### Data to process ###
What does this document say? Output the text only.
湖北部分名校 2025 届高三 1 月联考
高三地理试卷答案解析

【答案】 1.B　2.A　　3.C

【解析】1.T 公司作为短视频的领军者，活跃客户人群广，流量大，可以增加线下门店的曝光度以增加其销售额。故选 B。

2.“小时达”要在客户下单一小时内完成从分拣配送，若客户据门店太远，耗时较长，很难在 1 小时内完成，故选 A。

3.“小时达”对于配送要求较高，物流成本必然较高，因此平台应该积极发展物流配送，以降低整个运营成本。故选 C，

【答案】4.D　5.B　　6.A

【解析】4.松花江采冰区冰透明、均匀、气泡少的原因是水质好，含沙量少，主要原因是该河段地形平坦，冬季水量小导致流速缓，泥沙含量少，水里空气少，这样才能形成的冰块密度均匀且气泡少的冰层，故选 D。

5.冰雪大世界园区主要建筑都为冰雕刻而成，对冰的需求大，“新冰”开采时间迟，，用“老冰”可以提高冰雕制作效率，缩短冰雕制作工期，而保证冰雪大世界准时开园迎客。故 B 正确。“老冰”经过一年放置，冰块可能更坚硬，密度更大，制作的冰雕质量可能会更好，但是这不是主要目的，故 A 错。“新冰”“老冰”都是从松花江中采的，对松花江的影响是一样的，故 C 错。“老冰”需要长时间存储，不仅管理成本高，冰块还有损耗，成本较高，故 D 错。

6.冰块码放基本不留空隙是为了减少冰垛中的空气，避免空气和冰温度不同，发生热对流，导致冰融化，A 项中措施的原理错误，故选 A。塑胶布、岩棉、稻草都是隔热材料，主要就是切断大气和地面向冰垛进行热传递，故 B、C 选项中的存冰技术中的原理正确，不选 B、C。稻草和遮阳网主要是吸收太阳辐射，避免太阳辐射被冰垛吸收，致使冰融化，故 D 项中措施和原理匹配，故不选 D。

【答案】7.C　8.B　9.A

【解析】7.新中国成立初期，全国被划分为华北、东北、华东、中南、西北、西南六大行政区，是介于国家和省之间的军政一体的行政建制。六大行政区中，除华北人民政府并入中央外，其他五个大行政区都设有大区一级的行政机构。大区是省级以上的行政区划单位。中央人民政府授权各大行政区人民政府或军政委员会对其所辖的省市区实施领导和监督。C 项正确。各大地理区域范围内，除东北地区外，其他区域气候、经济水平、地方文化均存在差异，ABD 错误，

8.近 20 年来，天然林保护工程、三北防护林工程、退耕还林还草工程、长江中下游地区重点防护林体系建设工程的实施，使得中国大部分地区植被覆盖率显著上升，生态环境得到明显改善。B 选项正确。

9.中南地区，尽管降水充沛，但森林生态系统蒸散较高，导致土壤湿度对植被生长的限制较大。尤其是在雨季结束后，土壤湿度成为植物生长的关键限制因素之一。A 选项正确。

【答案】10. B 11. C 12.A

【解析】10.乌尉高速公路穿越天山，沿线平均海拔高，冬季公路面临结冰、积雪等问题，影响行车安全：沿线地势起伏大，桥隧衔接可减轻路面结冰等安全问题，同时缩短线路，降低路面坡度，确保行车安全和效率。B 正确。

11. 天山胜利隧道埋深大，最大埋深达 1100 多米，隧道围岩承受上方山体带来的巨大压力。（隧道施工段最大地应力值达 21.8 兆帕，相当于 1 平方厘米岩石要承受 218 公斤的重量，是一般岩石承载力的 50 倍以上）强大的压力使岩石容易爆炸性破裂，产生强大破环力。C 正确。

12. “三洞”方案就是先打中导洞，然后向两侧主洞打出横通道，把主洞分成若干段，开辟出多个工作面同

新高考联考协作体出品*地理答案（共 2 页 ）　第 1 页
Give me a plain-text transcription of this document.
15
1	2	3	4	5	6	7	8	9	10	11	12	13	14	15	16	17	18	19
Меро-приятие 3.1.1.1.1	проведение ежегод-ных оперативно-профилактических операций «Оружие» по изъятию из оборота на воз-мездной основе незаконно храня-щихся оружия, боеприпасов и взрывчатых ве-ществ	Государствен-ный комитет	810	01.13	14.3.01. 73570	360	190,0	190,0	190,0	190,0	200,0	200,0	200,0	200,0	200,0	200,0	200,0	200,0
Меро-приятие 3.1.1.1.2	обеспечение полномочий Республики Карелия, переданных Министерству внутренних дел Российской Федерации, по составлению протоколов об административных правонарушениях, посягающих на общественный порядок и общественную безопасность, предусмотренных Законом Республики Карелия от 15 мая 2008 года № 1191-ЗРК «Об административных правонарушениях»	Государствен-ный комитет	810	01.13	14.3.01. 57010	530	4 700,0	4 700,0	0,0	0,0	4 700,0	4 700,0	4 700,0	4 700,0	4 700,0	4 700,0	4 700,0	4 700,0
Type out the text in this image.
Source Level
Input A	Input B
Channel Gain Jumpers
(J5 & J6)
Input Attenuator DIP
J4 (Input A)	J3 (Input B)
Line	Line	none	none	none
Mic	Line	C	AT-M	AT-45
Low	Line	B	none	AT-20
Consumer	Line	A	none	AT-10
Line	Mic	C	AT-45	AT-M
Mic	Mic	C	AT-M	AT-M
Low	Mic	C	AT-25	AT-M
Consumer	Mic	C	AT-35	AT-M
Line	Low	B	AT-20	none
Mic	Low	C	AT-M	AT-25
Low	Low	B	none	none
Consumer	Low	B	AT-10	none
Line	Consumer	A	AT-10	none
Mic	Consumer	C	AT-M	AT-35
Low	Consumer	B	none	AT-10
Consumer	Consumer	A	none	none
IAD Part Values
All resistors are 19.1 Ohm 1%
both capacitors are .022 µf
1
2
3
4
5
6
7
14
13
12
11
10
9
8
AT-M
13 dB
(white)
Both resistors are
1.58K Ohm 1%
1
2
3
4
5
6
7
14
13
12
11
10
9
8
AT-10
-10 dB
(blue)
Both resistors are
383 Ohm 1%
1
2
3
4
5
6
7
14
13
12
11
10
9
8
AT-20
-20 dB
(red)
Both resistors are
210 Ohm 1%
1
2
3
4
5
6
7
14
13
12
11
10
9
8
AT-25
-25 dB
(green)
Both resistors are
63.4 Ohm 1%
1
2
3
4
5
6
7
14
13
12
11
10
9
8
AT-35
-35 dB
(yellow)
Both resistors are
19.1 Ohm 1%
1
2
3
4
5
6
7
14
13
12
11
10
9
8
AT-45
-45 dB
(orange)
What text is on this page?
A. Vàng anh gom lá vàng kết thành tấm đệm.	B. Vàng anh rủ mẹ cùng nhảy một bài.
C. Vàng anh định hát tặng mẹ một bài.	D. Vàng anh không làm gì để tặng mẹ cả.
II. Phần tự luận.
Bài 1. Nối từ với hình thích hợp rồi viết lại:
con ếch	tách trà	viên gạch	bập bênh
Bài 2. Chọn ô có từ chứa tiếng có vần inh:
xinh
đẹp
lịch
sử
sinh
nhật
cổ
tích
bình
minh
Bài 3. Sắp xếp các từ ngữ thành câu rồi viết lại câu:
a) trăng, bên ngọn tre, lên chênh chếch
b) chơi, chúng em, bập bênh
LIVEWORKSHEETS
###
• **Exercise brief**
Print the records above exactly as they appear.

• **Answer to the exercise**
What does this document say? Output the text only.
湖北部分名校 2025 届高三 1 月联考
高三地理试卷答案解析

【答案】 1.B　2.A　　3.C

【解析】1.T 公司作为短视频的领军者，活跃客户人群广，流量大，可以增加线下门店的曝光度以增加其销售额。故选 B。

2.“小时达”要在客户下单一小时内完成从分拣配送，若客户据门店太远，耗时较长，很难在 1 小时内完成，故选 A。

3.“小时达”对于配送要求较高，物流成本必然较高，因此平台应该积极发展物流配送，以降低整个运营成本。故选 C，

【答案】4.D　5.B　　6.A

【解析】4.松花江采冰区冰透明、均匀、气泡少的原因是水质好，含沙量少，主要原因是该河段地形平坦，冬季水量小导致流速缓，泥沙含量少，水里空气少，这样才能形成的冰块密度均匀且气泡少的冰层，故选 D。

5.冰雪大世界园区主要建筑都为冰雕刻而成，对冰的需求大，“新冰”开采时间迟，，用“老冰”可以提高冰雕制作效率，缩短冰雕制作工期，而保证冰雪大世界准时开园迎客。故 B 正确。“老冰”经过一年放置，冰块可能更坚硬，密度更大，制作的冰雕质量可能会更好，但是这不是主要目的，故 A 错。“新冰”“老冰”都是从松花江中采的，对松花江的影响是一样的，故 C 错。“老冰”需要长时间存储，不仅管理成本高，冰块还有损耗，成本较高，故 D 错。

6.冰块码放基本不留空隙是为了减少冰垛中的空气，避免空气和冰温度不同，发生热对流，导致冰融化，A 项中措施的原理错误，故选 A。塑胶布、岩棉、稻草都是隔热材料，主要就是切断大气和地面向冰垛进行热传递，故 B、C 选项中的存冰技术中的原理正确，不选 B、C。稻草和遮阳网主要是吸收太阳辐射，避免太阳辐射被冰垛吸收，致使冰融化，故 D 项中措施和原理匹配，故不选 D。

【答案】7.C　8.B　9.A

【解析】7.新中国成立初期，全国被划分为华北、东北、华东、中南、西北、西南六大行政区，是介于国家和省之间的军政一体的行政建制。六大行政区中，除华北人民政府并入中央外，其他五个大行政区都设有大区一级的行政机构。大区是省级以上的行政区划单位。中央人民政府授权各大行政区人民政府或军政委员会对其所辖的省市区实施领导和监督。C 项正确。各大地理区域范围内，除东北地区外，其他区域气候、经济水平、地方文化均存在差异，ABD 错误，

8.近 20 年来，天然林保护工程、三北防护林工程、退耕还林还草工程、长江中下游地区重点防护林体系建设工程的实施，使得中国大部分地区植被覆盖率显著上升，生态环境得到明显改善。B 选项正确。

9.中南地区，尽管降水充沛，但森林生态系统蒸散较高，导致土壤湿度对植被生长的限制较大。尤其是在雨季结束后，土壤湿度成为植物生长的关键限制因素之一。A 选项正确。

【答案】10. B 11. C 12.A

【解析】10.乌尉高速公路穿越天山，沿线平均海拔高，冬季公路面临结冰、积雪等问题，影响行车安全：沿线地势起伏大，桥隧衔接可减轻路面结冰等安全问题，同时缩短线路，降低路面坡度，确保行车安全和效率。B 正确。

11. 天山胜利隧道埋深大，最大埋深达 1100 多米，隧道围岩承受上方山体带来的巨大压力。（隧道施工段最大地应力值达 21.8 兆帕，相当于 1 平方厘米岩石要承受 218 公斤的重量，是一般岩石承载力的 50 倍以上）强大的压力使岩石容易爆炸性破裂，产生强大破环力。C 正确。

12. “三洞”方案就是先打中导洞，然后向两侧主洞打出横通道，把主洞分成若干段，开辟出多个工作面同

新高考联考协作体出品*地理答案（共 2 页 ）　第 1 页
Give me a plain-text transcription of this document.
15
1	2	3	4	5	6	7	8	9	10	11	12	13	14	15	16	17	18	19
Меро-приятие 3.1.1.1.1	проведение ежегод-ных оперативно-профилактических операций «Оружие» по изъятию из оборота на воз-мездной основе незаконно храня-щихся оружия, боеприпасов и взрывчатых ве-ществ	Государствен-ный комитет	810	01.13	14.3.01. 73570	360	190,0	190,0	190,0	190,0	200,0	200,0	200,0	200,0	200,0	200,0	200,0	200,0
Меро-приятие 3.1.1.1.2	обеспечение полномочий Республики Карелия, переданных Министерству внутренних дел Российской Федерации, по составлению протоколов об административных правонарушениях, посягающих на общественный порядок и общественную безопасность, предусмотренных Законом Республики Карелия от 15 мая 2008 года № 1191-ЗРК «Об административных правонарушениях»	Государствен-ный комитет	810	01.13	14.3.01. 57010	530	4 700,0	4 700,0	0,0	0,0	4 700,0	4 700,0	4 700,0	4 700,0	4 700,0	4 700,0	4 700,0	4 700,0
Type out the text in this image.
Source Level
Input A	Input B
Channel Gain Jumpers
(J5 & J6)
Input Attenuator DIP
J4 (Input A)	J3 (Input B)
Line	Line	none	none	none
Mic	Line	C	AT-M	AT-45
Low	Line	B	none	AT-20
Consumer	Line	A	none	AT-10
Line	Mic	C	AT-45	AT-M
Mic	Mic	C	AT-M	AT-M
Low	Mic	C	AT-25	AT-M
Consumer	Mic	C	AT-35	AT-M
Line	Low	B	AT-20	none
Mic	Low	C	AT-M	AT-25
Low	Low	B	none	none
Consumer	Low	B	AT-10	none
Line	Consumer	A	AT-10	none
Mic	Consumer	C	AT-M	AT-35
Low	Consumer	B	none	AT-10
Consumer	Consumer	A	none	none
IAD Part Values
All resistors are 19.1 Ohm 1%
both capacitors are .022 µf
1
2
3
4
5
6
7
14
13
12
11
10
9
8
AT-M
13 dB
(white)
Both resistors are
1.58K Ohm 1%
1
2
3
4
5
6
7
14
13
12
11
10
9
8
AT-10
-10 dB
(blue)
Both resistors are
383 Ohm 1%
1
2
3
4
5
6
7
14
13
12
11
10
9
8
AT-20
-20 dB
(red)
Both resistors are
210 Ohm 1%
1
2
3
4
5
6
7
14
13
12
11
10
9
8
AT-25
-25 dB
(green)
Both resistors are
63.4 Ohm 1%
1
2
3
4
5
6
7
14
13
12
11
10
9
8
AT-35
-35 dB
(yellow)
Both resistors are
19.1 Ohm 1%
1
2
3
4
5
6
7
14
13
12
11
10
9
8
AT-45
-45 dB
(orange)
What text is on this page?
A. Vàng anh gom lá vàng kết thành tấm đệm.	B. Vàng anh rủ mẹ cùng nhảy một bài.
C. Vàng anh định hát tặng mẹ một bài.	D. Vàng anh không làm gì để tặng mẹ cả.
II. Phần tự luận.
Bài 1. Nối từ với hình thích hợp rồi viết lại:
con ếch	tách trà	viên gạch	bập bênh
Bài 2. Chọn ô có từ chứa tiếng có vần inh:
xinh
đẹp
lịch
sử
sinh
nhật
cổ
tích
bình
minh
Bài 3. Sắp xếp các từ ngữ thành câu rồi viết lại câu:
a) trăng, bên ngọn tre, lên chênh chếch
b) chơi, chúng em, bập bênh
LIVEWORKSHEETS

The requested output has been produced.